> **Stored records**:

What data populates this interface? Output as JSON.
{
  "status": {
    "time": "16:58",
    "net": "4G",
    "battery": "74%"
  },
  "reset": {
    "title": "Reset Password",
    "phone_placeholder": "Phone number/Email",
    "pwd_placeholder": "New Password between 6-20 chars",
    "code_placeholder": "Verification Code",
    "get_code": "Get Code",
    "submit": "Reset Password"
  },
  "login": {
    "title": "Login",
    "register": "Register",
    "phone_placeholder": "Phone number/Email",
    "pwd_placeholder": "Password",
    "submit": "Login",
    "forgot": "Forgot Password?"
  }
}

> **Challenge**: Restate the listing in full, word for word.

> **Response below**:
What data populates this interface? Output as JSON.
{
  "status": {
    "time": "16:58",
    "net": "4G",
    "battery": "74%"
  },
  "reset": {
    "title": "Reset Password",
    "phone_placeholder": "Phone number/Email",
    "pwd_placeholder": "New Password between 6-20 chars",
    "code_placeholder": "Verification Code",
    "get_code": "Get Code",
    "submit": "Reset Password"
  },
  "login": {
    "title": "Login",
    "register": "Register",
    "phone_placeholder": "Phone number/Email",
    "pwd_placeholder": "Password",
    "submit": "Login",
    "forgot": "Forgot Password?"
  }
}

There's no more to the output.